DESCRIPTION OF THE TASK: Check every line of the data and copy the ones where "saliva" appears.

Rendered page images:

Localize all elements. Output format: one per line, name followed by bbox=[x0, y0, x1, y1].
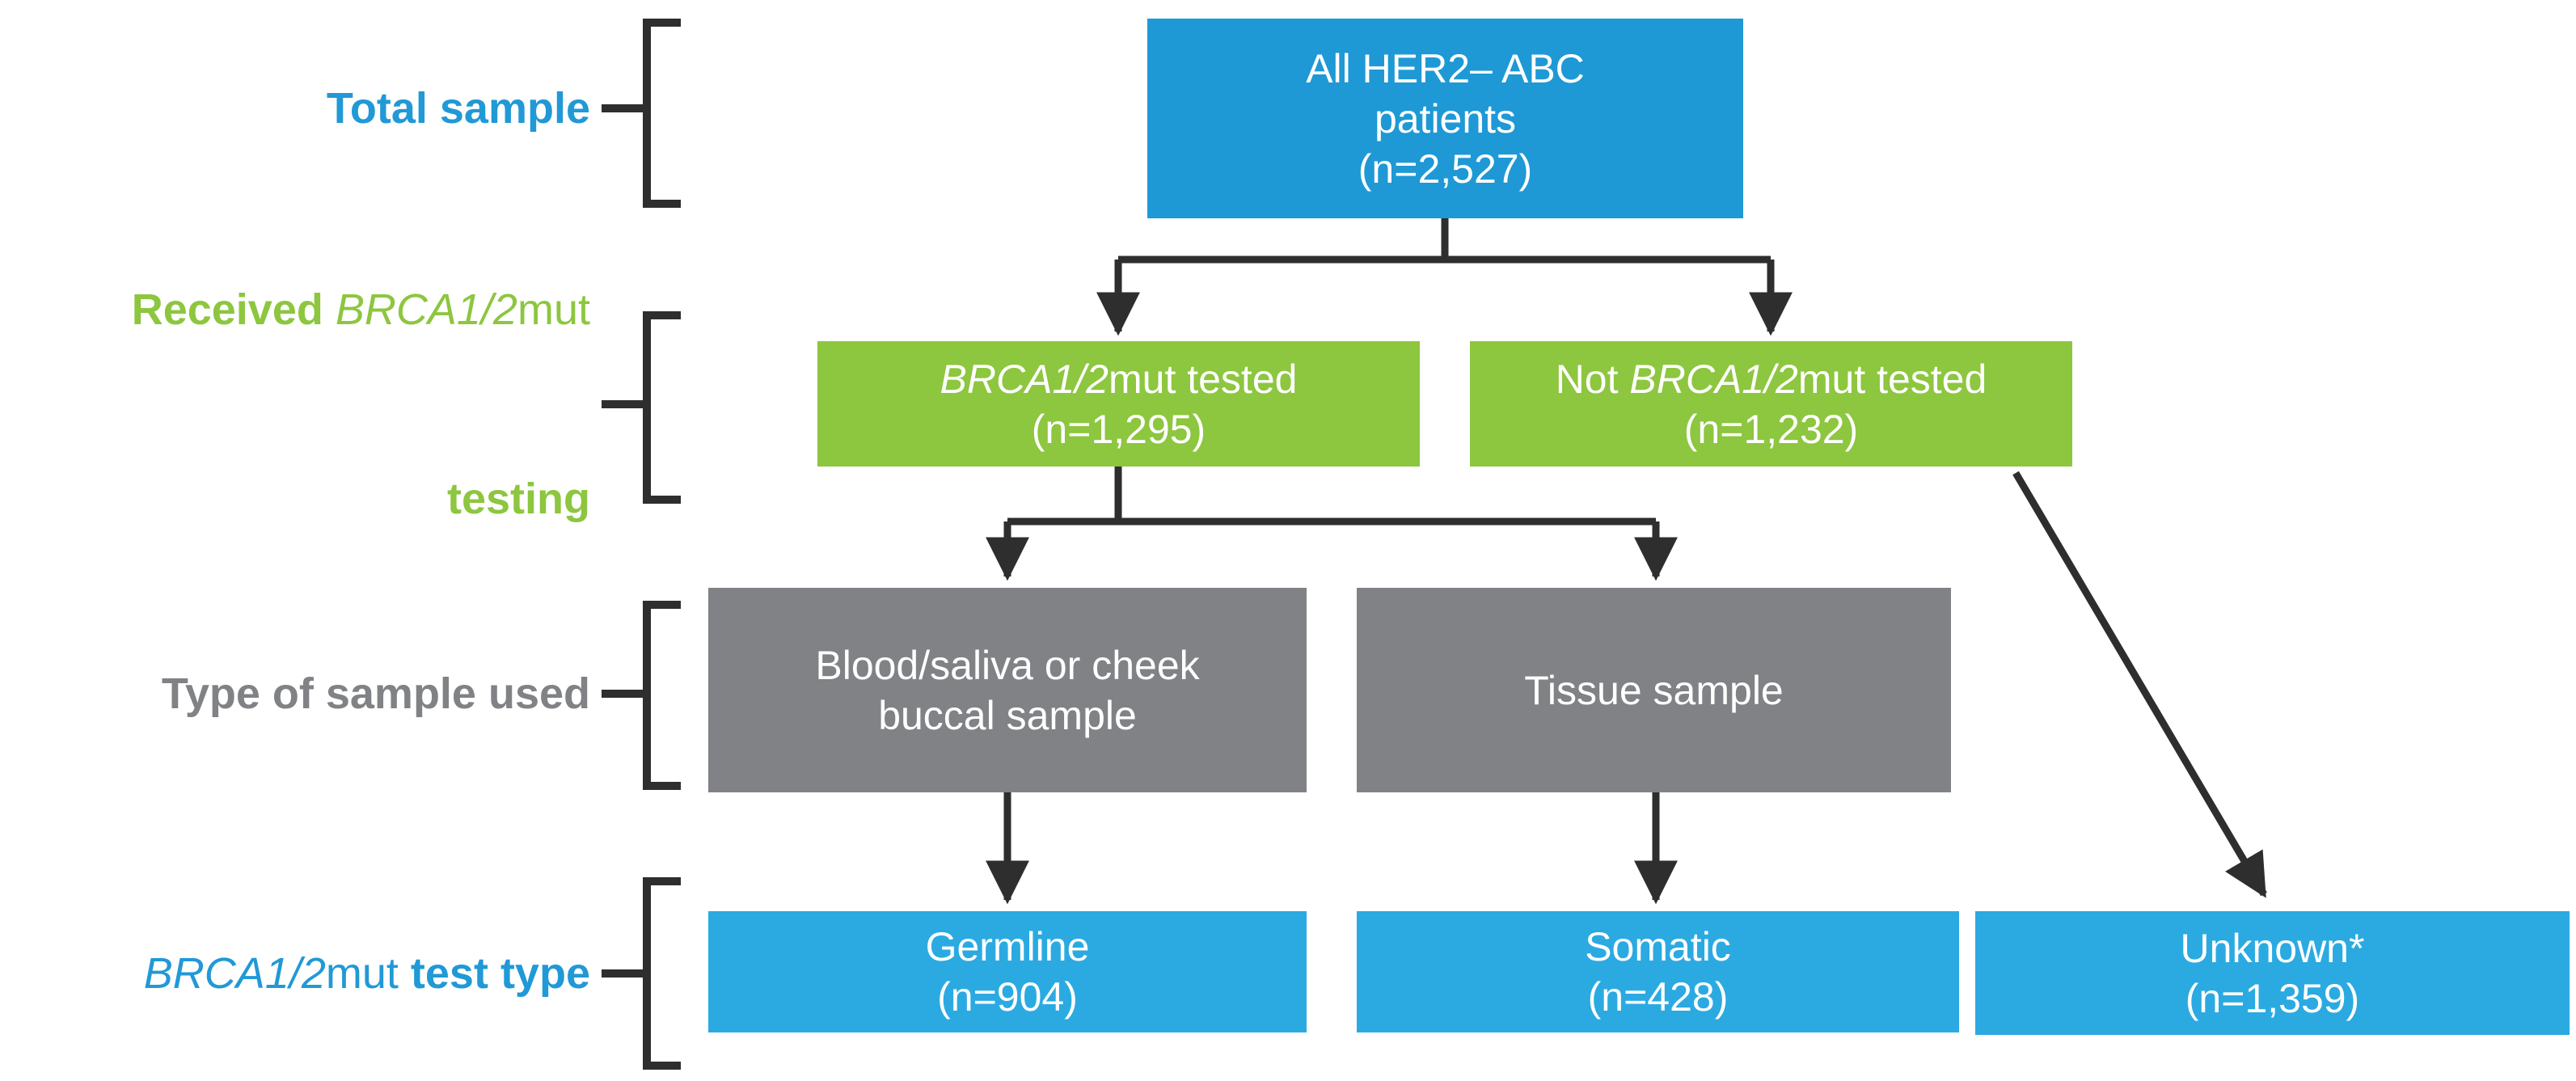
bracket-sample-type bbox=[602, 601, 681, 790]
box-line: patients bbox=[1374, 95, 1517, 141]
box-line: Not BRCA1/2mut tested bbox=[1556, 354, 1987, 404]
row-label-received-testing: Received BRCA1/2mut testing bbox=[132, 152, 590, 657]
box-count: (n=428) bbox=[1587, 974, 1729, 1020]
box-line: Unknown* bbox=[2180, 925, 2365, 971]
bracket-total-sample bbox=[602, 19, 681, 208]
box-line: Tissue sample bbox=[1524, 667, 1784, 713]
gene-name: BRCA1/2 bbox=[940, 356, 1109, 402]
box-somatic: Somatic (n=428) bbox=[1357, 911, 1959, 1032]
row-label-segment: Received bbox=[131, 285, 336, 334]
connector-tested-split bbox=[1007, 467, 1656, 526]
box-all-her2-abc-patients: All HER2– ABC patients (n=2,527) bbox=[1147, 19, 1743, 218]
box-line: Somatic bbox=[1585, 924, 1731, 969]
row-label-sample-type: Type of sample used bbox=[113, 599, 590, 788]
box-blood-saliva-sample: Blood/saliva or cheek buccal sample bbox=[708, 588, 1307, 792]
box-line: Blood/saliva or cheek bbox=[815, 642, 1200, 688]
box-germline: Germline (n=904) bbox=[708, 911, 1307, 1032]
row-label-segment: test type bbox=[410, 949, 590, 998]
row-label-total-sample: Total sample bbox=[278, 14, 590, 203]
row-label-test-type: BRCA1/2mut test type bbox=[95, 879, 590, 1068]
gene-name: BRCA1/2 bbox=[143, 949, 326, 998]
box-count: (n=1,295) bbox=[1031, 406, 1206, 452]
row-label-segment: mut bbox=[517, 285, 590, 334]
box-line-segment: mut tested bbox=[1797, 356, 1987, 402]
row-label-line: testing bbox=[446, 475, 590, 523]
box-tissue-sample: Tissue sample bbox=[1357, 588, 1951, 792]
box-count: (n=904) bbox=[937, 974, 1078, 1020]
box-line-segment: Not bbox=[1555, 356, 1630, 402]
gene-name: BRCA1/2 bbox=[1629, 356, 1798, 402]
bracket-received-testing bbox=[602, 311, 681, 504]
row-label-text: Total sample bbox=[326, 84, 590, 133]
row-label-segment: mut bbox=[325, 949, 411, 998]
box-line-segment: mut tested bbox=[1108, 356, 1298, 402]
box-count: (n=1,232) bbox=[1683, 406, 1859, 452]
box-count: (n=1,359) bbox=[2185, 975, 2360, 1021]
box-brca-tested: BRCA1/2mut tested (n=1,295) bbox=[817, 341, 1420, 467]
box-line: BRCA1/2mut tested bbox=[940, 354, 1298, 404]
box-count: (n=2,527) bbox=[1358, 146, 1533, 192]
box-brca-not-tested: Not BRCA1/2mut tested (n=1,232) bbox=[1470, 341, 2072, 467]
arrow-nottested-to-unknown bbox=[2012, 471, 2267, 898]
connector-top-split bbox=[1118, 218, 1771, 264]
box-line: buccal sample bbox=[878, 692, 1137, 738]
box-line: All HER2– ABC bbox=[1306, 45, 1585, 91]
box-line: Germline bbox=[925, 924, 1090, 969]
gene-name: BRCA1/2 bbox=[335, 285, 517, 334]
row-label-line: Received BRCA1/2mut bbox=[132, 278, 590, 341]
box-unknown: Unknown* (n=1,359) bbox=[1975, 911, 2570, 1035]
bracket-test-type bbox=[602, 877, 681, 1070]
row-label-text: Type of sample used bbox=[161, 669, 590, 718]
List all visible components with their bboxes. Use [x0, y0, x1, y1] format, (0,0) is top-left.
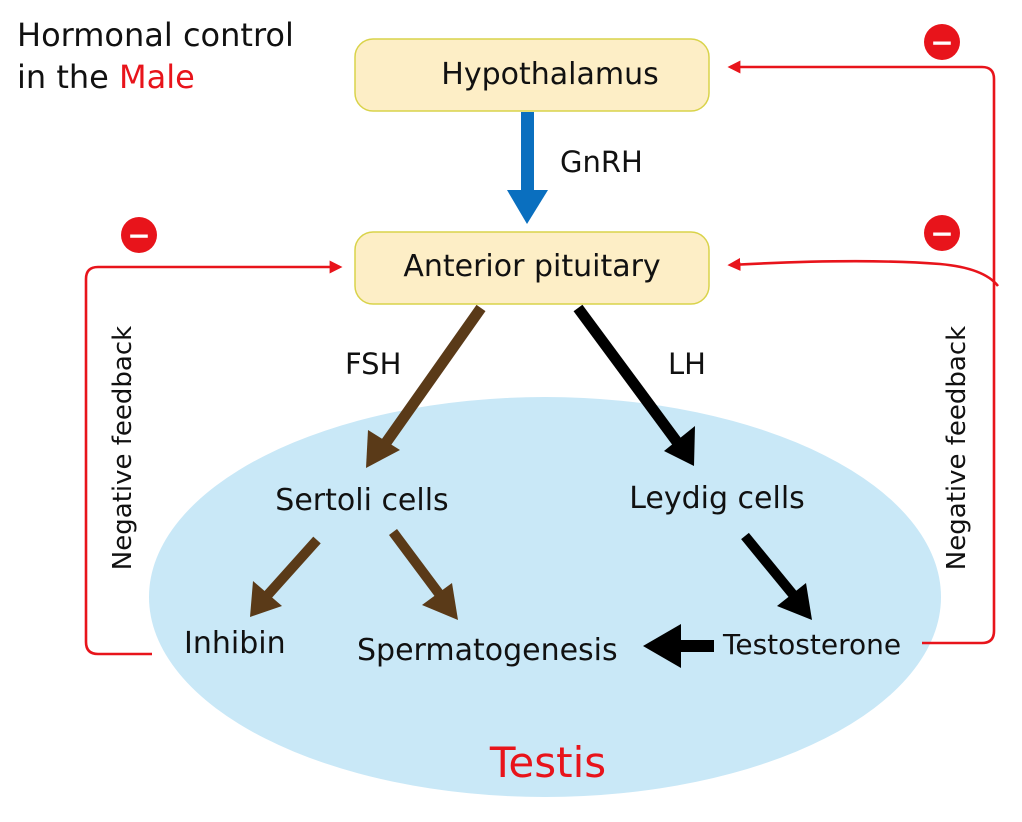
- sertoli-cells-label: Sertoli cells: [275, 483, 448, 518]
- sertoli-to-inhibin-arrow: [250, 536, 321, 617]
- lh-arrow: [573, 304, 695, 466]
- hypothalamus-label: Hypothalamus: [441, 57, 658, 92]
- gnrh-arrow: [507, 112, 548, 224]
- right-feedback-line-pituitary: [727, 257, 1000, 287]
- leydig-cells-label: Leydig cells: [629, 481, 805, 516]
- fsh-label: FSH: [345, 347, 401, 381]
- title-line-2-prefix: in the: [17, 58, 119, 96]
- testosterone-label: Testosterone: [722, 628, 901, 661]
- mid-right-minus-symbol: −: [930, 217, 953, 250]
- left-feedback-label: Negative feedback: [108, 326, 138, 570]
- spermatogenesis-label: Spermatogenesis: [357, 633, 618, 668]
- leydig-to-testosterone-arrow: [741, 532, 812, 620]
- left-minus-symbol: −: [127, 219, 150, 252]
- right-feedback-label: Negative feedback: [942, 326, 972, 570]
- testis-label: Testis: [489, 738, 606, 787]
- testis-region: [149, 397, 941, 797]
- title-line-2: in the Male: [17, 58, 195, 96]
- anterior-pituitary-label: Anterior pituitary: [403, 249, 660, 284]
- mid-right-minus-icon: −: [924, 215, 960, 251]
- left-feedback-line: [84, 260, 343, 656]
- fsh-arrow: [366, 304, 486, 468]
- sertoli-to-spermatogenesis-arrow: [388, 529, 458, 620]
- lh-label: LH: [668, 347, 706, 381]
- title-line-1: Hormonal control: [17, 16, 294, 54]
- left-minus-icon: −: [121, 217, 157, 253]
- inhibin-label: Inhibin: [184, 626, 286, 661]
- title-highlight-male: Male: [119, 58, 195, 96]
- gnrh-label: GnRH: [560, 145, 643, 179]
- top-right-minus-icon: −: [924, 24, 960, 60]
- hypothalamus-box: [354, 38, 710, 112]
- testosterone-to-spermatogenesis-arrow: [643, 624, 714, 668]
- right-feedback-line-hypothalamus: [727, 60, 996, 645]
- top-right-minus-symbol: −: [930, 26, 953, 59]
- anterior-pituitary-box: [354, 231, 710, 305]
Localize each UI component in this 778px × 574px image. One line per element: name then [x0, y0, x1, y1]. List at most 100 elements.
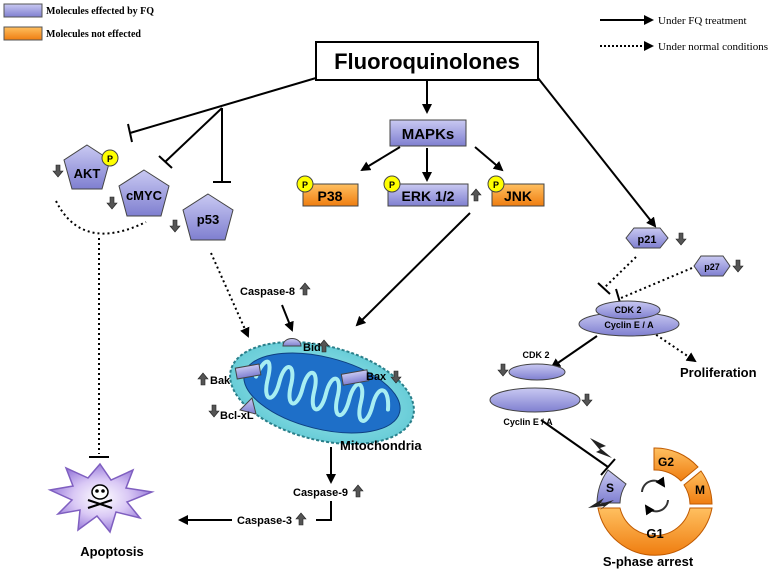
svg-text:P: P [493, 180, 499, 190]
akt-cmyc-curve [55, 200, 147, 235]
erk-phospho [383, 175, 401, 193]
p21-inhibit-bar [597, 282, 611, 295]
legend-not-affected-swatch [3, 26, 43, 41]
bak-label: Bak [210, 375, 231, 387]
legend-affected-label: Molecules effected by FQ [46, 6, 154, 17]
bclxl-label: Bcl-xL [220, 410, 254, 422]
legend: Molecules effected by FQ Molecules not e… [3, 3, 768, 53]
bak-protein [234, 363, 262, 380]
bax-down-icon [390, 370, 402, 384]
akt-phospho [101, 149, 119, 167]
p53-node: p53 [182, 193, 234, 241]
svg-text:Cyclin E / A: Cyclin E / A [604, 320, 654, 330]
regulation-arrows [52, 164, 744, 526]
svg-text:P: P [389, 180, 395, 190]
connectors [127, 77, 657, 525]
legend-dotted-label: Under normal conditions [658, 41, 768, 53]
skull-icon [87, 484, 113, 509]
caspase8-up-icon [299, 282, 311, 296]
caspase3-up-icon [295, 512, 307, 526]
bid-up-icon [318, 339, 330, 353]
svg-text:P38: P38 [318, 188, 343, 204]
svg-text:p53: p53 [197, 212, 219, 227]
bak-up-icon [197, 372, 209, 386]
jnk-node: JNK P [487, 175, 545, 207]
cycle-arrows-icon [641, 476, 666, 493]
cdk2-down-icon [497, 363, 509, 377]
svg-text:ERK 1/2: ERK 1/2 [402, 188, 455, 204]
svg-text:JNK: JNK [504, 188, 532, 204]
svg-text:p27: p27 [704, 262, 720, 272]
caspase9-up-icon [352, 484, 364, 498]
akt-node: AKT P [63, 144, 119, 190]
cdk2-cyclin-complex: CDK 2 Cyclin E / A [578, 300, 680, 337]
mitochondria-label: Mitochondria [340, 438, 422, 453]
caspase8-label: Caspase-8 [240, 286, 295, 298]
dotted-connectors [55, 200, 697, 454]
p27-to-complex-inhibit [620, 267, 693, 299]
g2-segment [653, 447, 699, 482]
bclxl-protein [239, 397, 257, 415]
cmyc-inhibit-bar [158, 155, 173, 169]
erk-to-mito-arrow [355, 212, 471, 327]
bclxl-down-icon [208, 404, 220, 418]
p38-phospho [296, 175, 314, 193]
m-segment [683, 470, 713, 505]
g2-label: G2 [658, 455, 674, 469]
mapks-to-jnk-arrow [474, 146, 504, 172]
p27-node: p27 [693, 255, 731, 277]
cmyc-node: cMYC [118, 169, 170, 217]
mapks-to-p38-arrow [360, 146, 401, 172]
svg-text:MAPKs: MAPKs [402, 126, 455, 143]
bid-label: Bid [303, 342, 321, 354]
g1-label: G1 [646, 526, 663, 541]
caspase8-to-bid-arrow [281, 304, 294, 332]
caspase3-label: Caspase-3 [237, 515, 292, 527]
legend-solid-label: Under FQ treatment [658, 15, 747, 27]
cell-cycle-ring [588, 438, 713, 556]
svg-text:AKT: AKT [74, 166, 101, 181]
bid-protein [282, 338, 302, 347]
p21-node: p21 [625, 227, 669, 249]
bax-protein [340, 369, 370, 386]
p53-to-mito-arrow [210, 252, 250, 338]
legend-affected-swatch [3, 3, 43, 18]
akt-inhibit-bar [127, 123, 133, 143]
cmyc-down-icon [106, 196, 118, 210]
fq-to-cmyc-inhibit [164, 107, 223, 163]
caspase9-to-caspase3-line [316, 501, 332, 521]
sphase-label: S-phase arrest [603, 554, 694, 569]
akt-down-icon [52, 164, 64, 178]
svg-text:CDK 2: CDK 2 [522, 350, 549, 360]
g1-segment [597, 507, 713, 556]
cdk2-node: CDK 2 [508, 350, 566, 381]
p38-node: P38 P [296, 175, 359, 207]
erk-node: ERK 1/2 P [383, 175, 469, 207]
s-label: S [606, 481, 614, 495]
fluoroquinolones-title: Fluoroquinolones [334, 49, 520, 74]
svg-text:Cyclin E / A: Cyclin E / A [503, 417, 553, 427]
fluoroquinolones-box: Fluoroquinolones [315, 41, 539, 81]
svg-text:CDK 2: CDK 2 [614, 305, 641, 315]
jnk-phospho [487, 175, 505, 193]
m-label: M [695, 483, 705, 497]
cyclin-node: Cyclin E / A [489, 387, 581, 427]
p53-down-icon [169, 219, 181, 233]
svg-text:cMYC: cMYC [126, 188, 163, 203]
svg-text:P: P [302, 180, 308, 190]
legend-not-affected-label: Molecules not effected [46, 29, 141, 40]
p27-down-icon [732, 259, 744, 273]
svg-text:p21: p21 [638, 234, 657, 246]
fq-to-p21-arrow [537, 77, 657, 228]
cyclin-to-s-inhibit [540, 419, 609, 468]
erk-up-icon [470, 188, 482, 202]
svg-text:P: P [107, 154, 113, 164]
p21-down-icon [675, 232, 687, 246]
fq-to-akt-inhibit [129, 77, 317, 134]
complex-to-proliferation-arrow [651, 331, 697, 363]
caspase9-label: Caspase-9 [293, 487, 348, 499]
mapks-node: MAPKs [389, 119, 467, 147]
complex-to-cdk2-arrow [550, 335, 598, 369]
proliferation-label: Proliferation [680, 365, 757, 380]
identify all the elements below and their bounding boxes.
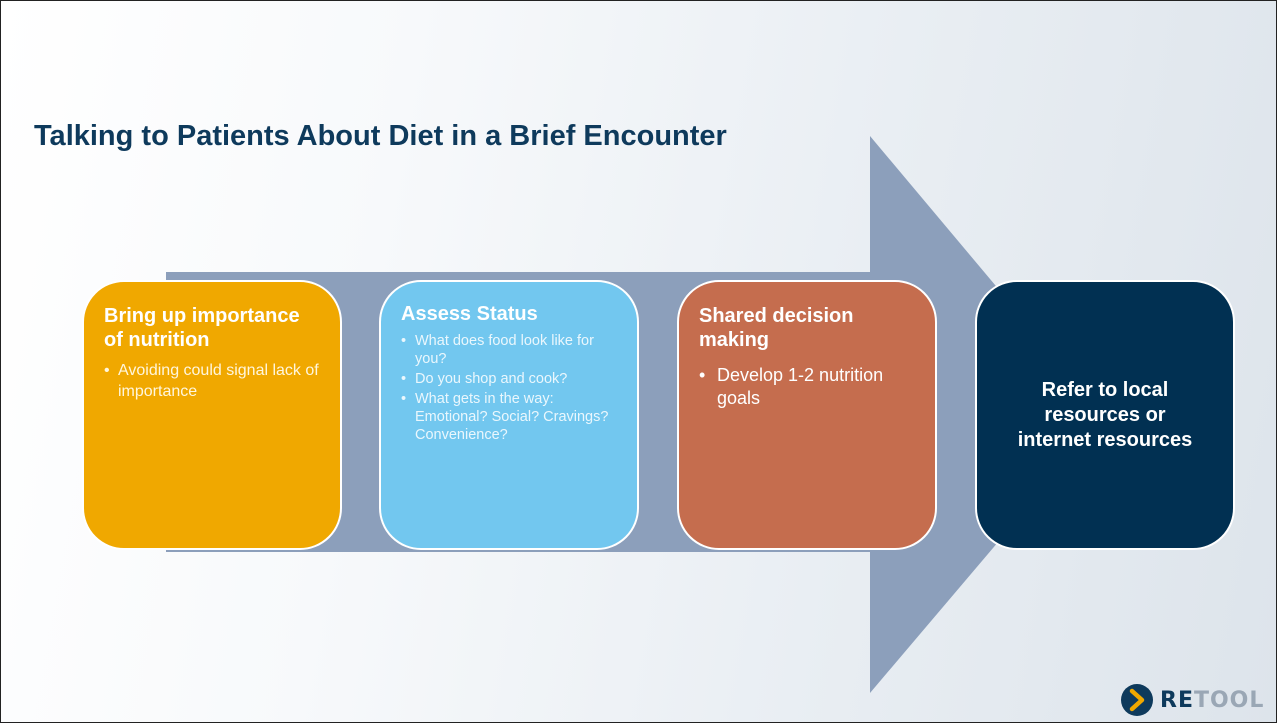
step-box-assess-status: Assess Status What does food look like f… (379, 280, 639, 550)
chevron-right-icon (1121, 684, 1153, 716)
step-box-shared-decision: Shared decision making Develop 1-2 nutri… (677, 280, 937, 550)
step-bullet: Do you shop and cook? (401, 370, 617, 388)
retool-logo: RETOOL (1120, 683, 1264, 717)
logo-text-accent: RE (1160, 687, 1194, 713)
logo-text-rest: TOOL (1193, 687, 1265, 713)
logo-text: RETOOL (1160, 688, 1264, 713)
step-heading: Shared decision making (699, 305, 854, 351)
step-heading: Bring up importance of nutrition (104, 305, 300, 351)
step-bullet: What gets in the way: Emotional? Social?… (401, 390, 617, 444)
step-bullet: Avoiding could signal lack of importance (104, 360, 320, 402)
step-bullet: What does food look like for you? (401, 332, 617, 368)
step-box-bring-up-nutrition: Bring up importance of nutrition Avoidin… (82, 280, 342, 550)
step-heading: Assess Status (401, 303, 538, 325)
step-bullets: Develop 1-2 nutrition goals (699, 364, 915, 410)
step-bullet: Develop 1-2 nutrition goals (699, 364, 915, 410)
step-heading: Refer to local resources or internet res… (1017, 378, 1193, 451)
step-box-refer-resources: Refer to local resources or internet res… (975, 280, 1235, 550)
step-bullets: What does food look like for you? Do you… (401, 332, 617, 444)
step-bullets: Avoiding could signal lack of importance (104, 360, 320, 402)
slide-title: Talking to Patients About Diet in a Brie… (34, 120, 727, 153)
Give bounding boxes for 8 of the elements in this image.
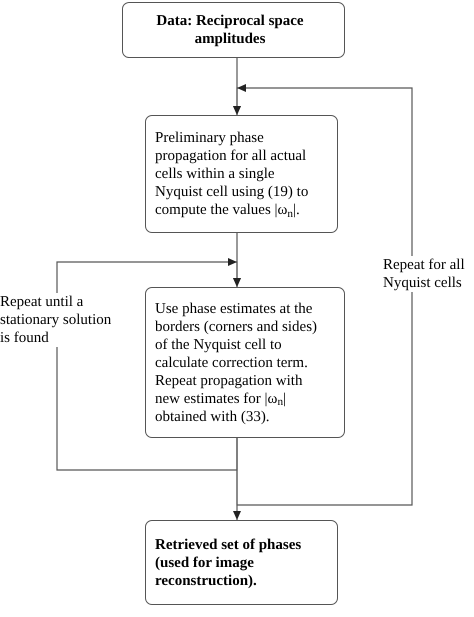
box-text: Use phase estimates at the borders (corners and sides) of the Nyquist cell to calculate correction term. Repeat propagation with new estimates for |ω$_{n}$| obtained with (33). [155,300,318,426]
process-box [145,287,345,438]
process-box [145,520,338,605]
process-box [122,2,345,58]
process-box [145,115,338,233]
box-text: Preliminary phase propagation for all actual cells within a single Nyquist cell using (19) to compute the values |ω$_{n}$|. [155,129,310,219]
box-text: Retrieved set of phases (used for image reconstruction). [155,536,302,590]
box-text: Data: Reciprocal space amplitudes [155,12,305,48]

ANSWER TO THE PROBLEM:
box-blood-saliva-sample: Blood/saliva or cheek buccal sample bbox=[708, 588, 1307, 792]
box-line: Blood/saliva or cheek bbox=[815, 642, 1200, 688]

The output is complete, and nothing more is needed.